■ **The problem**
Write the entries below out again exactly; any picture in them stays out.

======== Dataset

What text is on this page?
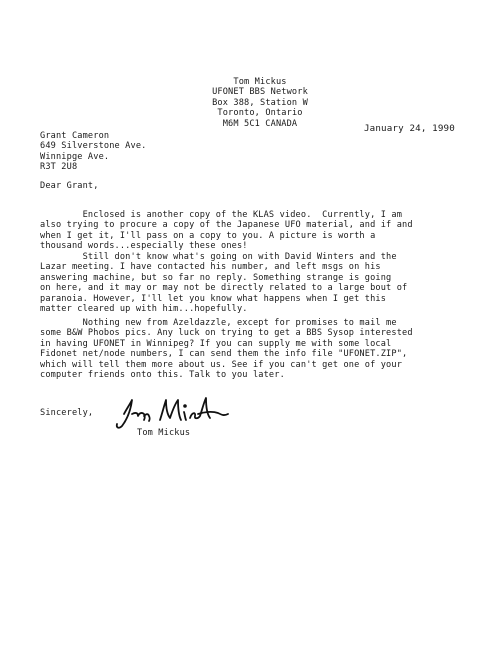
Tom Mickus
UFONET BBS Network
Box 388, Station W
Toronto, Ontario
M6M 5C1 CANADA	January 24, 1990
Grant Cameron
649 Silverstone Ave.
Winnipge Ave.
R3T 2U8
Dear Grant,
Enclosed is another copy of the KLAS video.  Currently, I am
also trying to procure a copy of the Japanese UFO material, and if and
when I get it, I'll pass on a copy to you. A picture is worth a
thousand words...especially these ones!
Still don't know what's going on with David Winters and the
Lazar meeting. I have contacted his number, and left msgs on his
answering machine, but so far no reply. Something strange is going
on here, and it may or may not be directly related to a large bout of
paranoia. However, I'll let you know what happens when I get this
matter cleared up with him...hopefully.
Nothing new from Azeldazzle, except for promises to mail me
some B&W Phobos pics. Any luck on trying to get a BBS Sysop interested
in having UFONET in Winnipeg? If you can supply me with some local
Fidonet net/node numbers, I can send them the info file "UFONET.ZIP",
which will tell them more about us. See if you can't get one of your
computer friends onto this. Talk to you later.
Sincerely,
Tom Mickus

================

■ **Output**
What text is on this page?
Tom Mickus
UFONET BBS Network
Box 388, Station W
Toronto, Ontario
M6M 5C1 CANADA	January 24, 1990
Grant Cameron
649 Silverstone Ave.
Winnipge Ave.
R3T 2U8
Dear Grant,
Enclosed is another copy of the KLAS video.  Currently, I am
also trying to procure a copy of the Japanese UFO material, and if and
when I get it, I'll pass on a copy to you. A picture is worth a
thousand words...especially these ones!
Still don't know what's going on with David Winters and the
Lazar meeting. I have contacted his number, and left msgs on his
answering machine, but so far no reply. Something strange is going
on here, and it may or may not be directly related to a large bout of
paranoia. However, I'll let you know what happens when I get this
matter cleared up with him...hopefully.
Nothing new from Azeldazzle, except for promises to mail me
some B&W Phobos pics. Any luck on trying to get a BBS Sysop interested
in having UFONET in Winnipeg? If you can supply me with some local
Fidonet net/node numbers, I can send them the info file "UFONET.ZIP",
which will tell them more about us. See if you can't get one of your
computer friends onto this. Talk to you later.
Sincerely,
Tom Mickus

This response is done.